**Exercise task**
State only the number of lines that contain the string "type".

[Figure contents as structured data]

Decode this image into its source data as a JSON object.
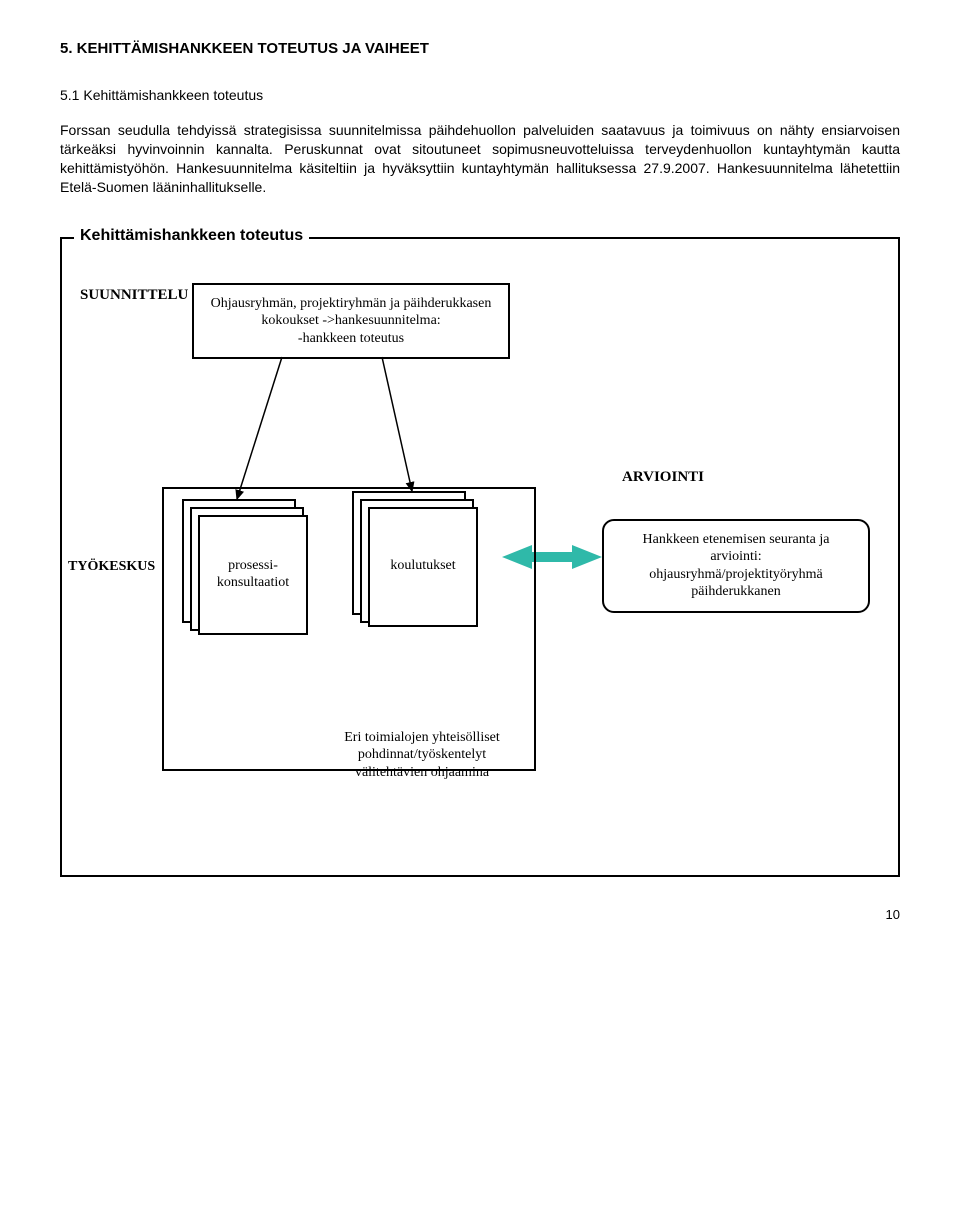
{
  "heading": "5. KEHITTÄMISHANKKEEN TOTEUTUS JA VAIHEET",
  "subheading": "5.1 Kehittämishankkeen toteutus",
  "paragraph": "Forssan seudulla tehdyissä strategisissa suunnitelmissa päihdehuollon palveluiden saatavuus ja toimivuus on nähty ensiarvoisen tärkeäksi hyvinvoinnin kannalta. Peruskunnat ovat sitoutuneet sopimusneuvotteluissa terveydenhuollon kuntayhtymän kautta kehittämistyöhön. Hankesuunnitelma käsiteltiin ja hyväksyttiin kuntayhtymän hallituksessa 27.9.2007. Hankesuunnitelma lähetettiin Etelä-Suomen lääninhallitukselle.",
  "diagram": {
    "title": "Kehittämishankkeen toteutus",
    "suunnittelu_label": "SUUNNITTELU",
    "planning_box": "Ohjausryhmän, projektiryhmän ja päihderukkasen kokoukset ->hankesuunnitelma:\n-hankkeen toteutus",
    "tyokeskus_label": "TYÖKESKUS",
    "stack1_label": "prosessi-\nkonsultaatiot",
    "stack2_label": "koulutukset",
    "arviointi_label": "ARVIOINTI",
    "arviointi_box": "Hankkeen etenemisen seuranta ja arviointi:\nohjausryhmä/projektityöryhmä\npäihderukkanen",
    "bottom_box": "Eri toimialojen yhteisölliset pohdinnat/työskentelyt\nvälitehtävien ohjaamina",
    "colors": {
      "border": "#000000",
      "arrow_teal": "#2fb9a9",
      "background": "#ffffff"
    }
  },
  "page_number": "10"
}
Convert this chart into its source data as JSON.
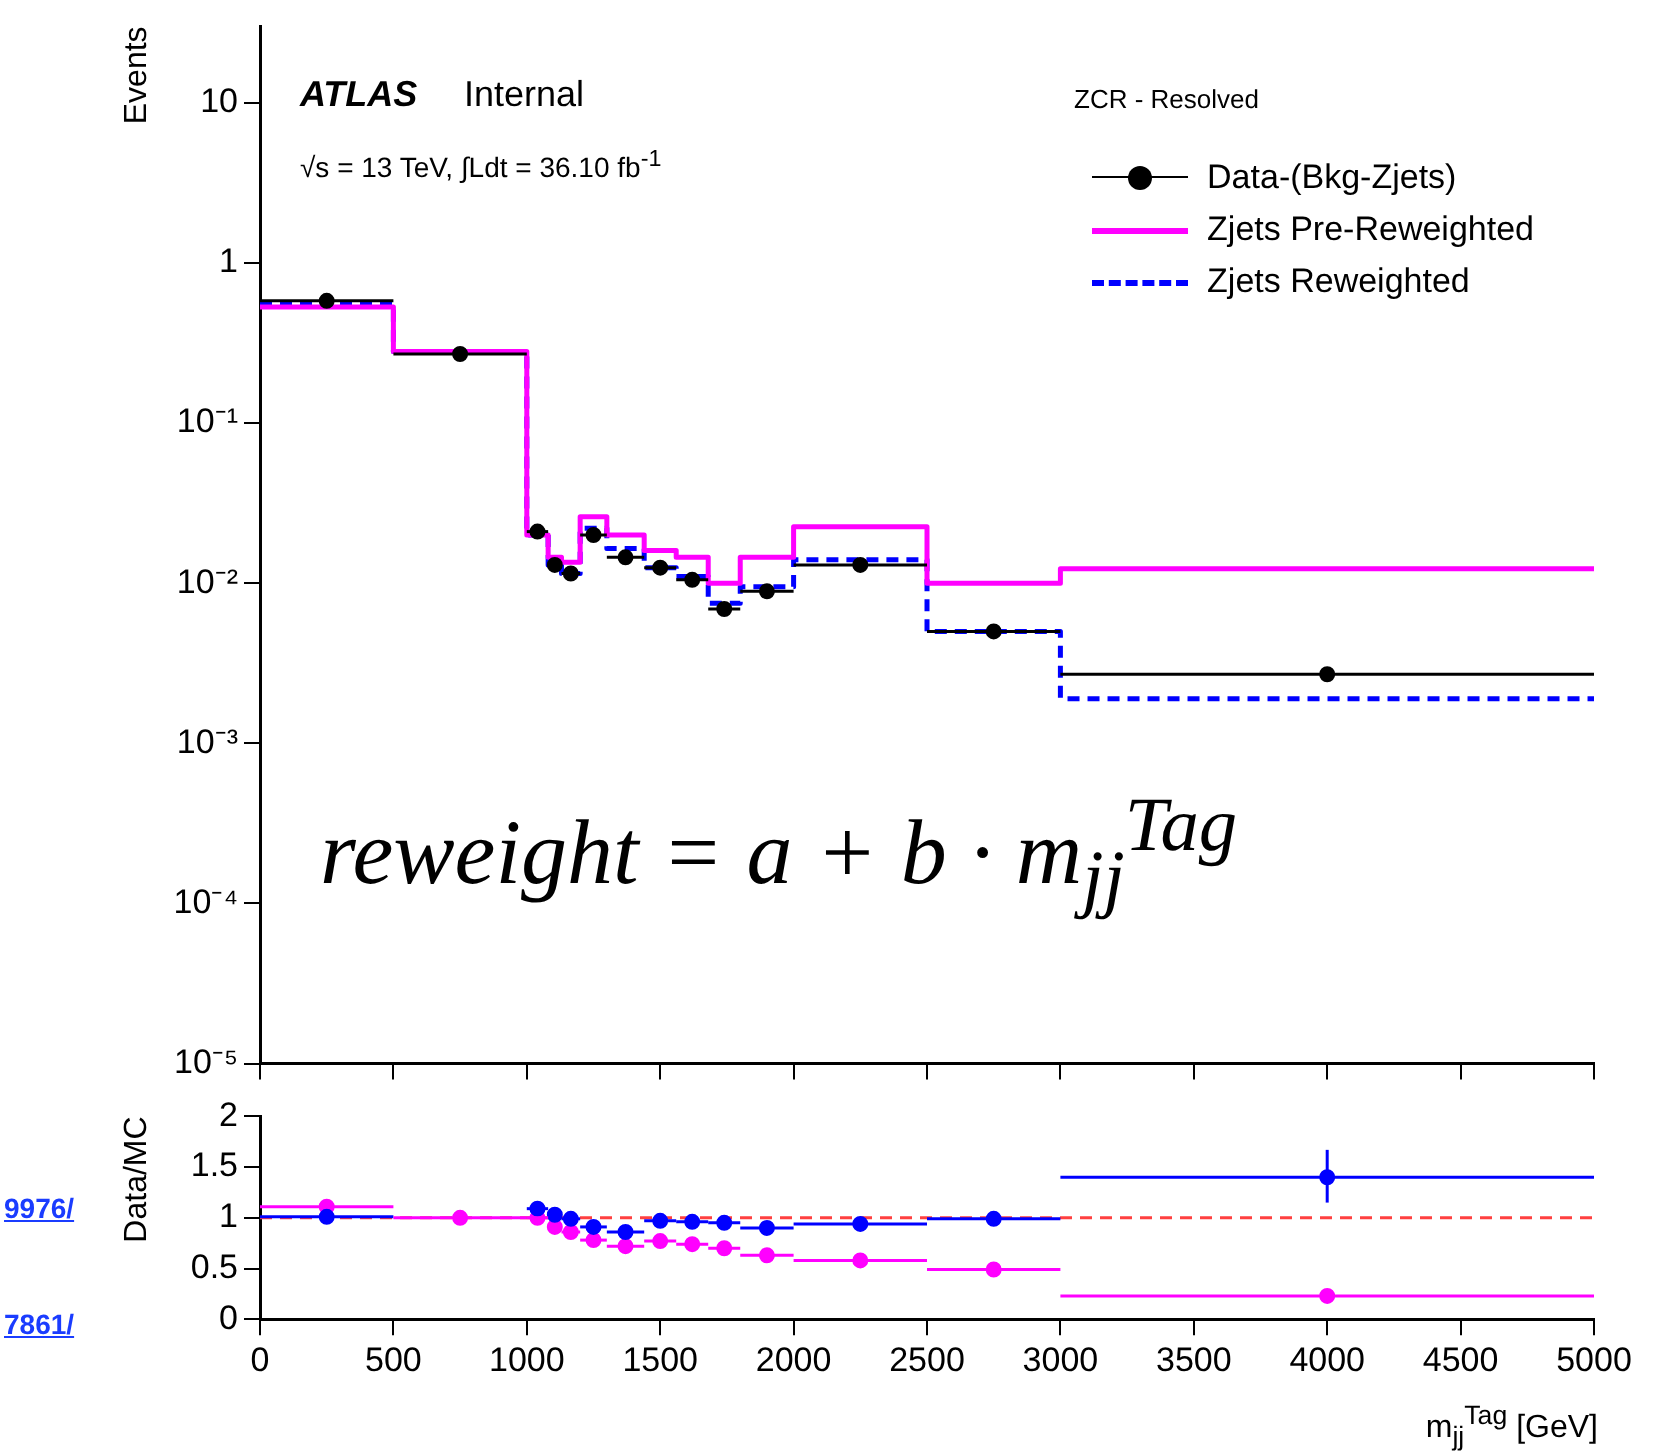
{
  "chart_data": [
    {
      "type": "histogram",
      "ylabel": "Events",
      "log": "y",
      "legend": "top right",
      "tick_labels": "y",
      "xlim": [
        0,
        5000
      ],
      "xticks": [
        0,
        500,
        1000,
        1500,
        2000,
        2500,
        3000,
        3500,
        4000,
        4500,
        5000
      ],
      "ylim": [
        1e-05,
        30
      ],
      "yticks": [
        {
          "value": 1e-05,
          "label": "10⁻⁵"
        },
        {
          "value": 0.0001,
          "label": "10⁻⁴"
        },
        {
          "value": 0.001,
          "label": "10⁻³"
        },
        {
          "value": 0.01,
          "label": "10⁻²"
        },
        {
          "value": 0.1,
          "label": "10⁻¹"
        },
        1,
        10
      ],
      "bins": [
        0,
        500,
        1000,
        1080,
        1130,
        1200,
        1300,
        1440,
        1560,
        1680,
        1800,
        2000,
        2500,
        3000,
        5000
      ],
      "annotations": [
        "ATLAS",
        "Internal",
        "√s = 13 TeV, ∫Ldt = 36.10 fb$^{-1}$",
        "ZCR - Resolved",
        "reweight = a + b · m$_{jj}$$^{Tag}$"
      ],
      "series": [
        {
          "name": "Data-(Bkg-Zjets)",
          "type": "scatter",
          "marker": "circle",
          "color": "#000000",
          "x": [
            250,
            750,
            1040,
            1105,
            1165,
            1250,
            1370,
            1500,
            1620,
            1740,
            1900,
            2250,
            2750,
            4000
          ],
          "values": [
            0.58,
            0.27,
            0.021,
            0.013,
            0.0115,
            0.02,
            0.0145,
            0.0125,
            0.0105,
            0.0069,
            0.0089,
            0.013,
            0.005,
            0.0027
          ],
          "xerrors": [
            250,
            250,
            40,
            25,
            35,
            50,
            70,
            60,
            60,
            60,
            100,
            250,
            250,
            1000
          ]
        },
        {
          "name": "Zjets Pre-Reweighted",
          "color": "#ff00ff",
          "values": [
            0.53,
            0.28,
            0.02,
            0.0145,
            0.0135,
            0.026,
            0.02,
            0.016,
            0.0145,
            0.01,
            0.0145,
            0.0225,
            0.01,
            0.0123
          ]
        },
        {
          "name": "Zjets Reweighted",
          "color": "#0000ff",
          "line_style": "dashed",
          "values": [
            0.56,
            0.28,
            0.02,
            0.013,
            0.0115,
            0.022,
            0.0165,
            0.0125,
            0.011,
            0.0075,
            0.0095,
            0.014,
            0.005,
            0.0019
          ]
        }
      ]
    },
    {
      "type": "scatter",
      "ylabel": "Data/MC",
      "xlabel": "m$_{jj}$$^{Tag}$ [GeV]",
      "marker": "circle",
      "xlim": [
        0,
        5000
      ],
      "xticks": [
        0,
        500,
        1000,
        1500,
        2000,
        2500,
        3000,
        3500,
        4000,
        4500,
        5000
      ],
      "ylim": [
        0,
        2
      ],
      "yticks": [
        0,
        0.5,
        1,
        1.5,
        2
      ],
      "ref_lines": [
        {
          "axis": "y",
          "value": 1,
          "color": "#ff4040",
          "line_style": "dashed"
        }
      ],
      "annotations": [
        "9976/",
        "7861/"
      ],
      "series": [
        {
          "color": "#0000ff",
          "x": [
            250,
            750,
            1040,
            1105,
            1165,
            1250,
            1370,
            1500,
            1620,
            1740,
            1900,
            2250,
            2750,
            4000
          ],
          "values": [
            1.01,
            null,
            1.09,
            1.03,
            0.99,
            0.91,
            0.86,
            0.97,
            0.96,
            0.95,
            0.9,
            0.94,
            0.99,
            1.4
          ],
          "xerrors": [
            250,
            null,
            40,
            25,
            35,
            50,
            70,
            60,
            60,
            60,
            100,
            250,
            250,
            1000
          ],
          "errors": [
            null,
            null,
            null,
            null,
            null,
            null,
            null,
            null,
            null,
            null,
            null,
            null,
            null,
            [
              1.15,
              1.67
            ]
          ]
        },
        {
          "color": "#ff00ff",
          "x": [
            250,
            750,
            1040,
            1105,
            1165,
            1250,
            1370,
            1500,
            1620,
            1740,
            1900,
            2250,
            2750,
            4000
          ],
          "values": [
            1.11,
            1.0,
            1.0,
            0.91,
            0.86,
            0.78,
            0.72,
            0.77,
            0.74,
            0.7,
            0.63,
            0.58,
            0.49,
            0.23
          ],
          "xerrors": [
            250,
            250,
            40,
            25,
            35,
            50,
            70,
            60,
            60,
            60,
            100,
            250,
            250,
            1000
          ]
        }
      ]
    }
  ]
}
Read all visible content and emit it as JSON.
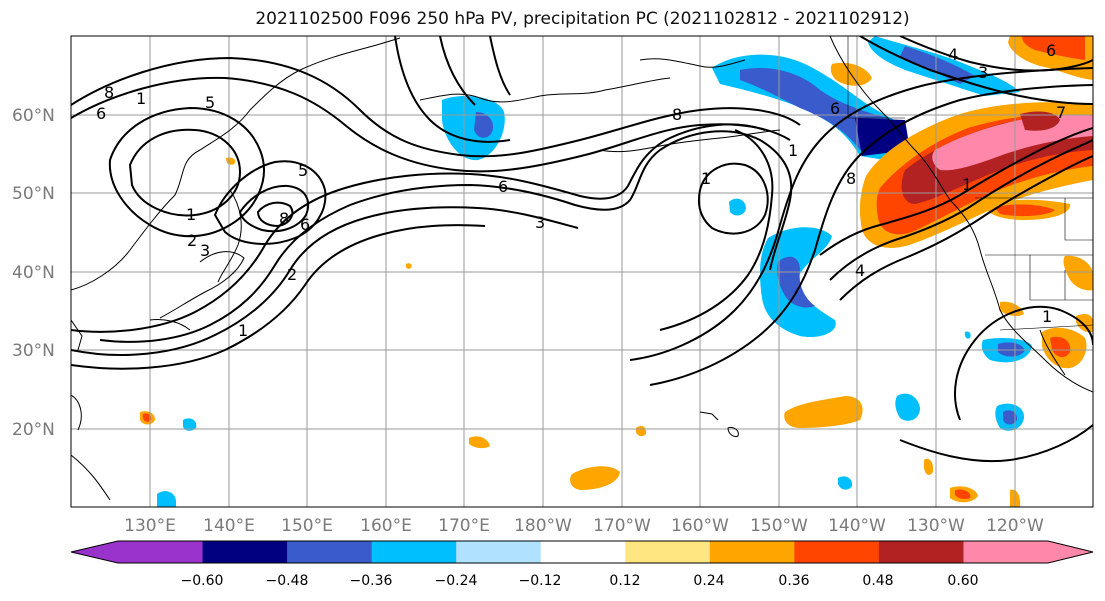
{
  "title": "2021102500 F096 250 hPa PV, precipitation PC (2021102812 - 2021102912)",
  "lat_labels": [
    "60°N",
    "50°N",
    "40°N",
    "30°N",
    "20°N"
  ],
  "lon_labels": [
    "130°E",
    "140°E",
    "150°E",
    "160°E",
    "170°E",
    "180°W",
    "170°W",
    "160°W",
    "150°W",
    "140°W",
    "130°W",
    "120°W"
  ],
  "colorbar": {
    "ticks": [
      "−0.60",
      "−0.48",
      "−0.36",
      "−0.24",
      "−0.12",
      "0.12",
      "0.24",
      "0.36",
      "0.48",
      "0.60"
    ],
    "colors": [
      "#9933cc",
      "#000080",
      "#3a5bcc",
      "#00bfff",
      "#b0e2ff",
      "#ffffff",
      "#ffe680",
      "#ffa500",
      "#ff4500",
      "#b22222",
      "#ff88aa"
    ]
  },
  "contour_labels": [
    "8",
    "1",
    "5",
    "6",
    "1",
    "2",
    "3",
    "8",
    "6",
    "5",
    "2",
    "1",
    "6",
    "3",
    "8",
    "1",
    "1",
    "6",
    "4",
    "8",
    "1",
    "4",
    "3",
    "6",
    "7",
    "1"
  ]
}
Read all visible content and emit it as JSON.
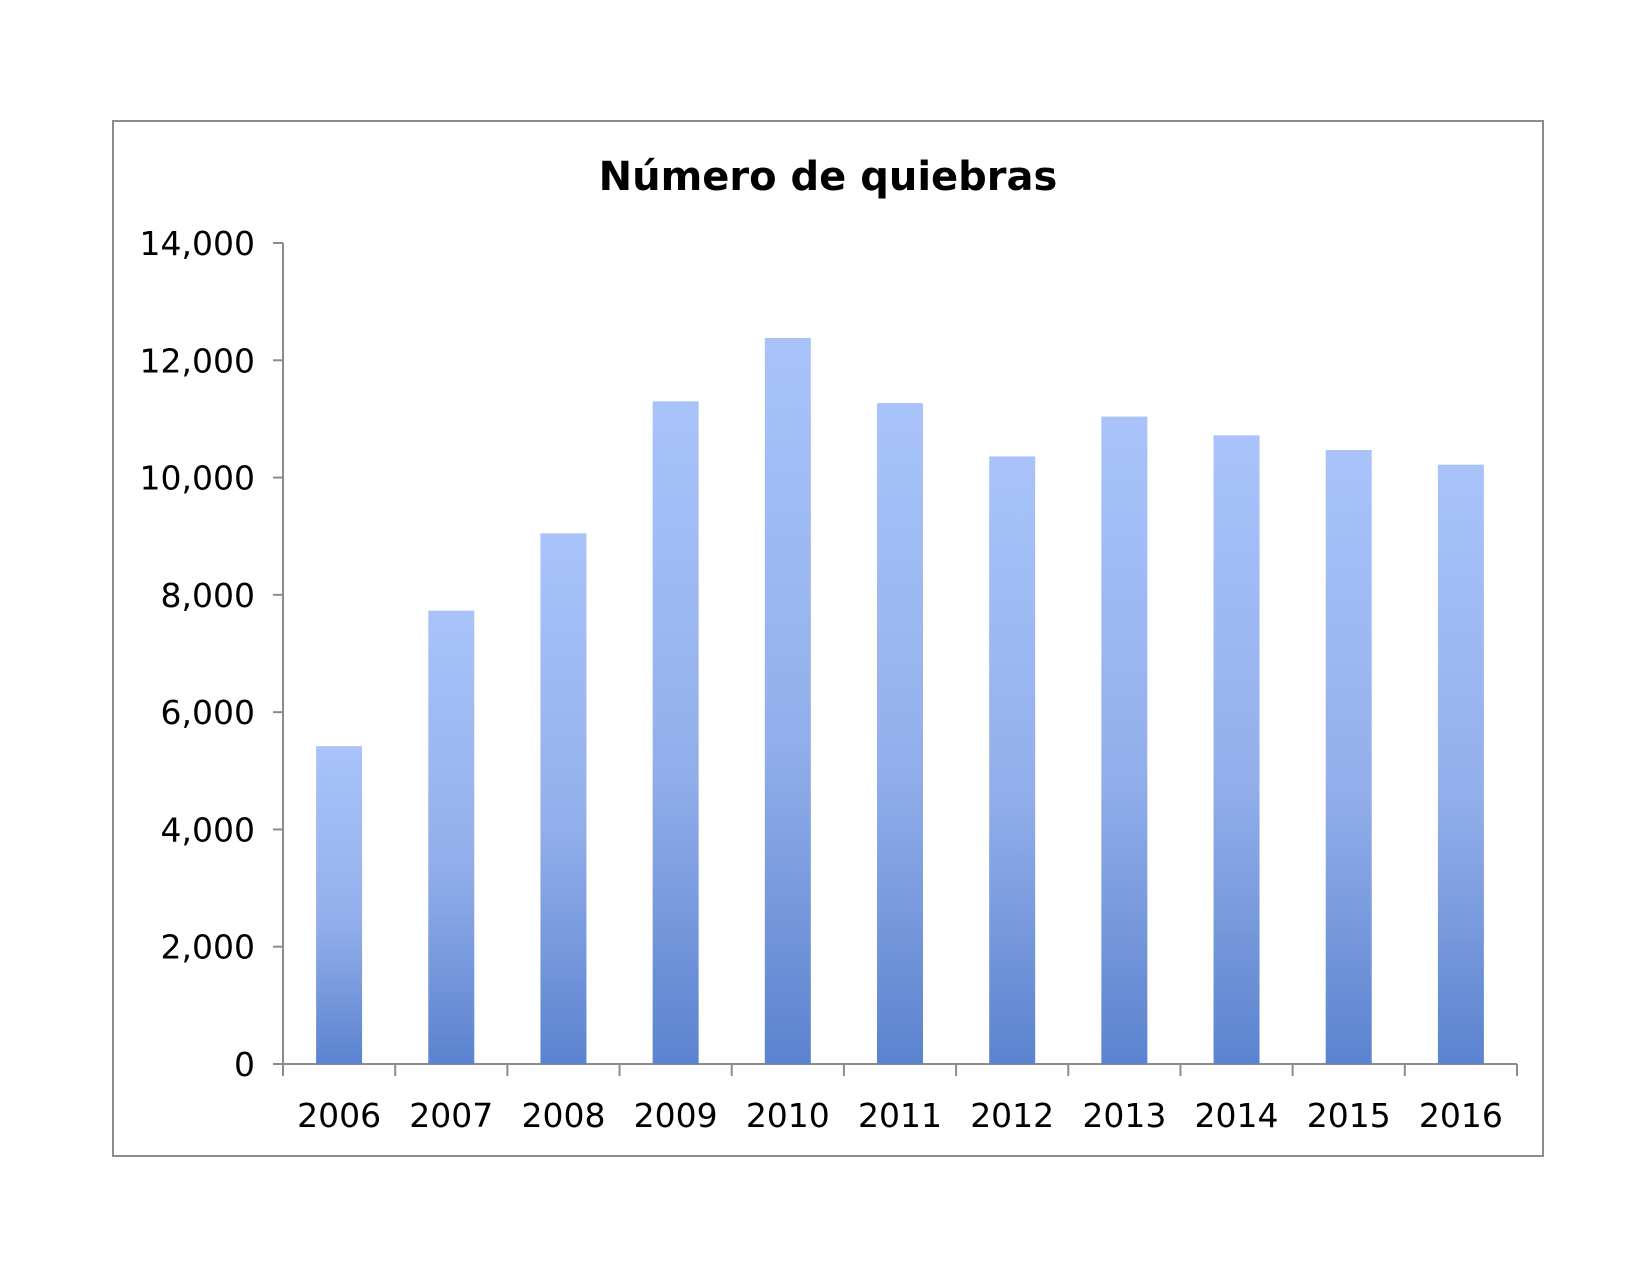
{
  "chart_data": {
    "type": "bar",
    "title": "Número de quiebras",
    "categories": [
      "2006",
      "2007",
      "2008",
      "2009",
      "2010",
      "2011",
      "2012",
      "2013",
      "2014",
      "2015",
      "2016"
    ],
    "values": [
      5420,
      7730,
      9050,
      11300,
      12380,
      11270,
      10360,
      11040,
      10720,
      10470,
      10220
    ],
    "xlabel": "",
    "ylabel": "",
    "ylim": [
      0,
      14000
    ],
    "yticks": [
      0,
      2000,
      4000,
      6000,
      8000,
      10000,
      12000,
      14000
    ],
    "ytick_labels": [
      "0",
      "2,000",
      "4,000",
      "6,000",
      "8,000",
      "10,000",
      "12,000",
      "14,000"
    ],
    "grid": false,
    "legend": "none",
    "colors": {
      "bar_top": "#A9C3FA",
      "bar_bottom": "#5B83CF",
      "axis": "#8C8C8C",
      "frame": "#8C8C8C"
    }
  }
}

**Task result**
4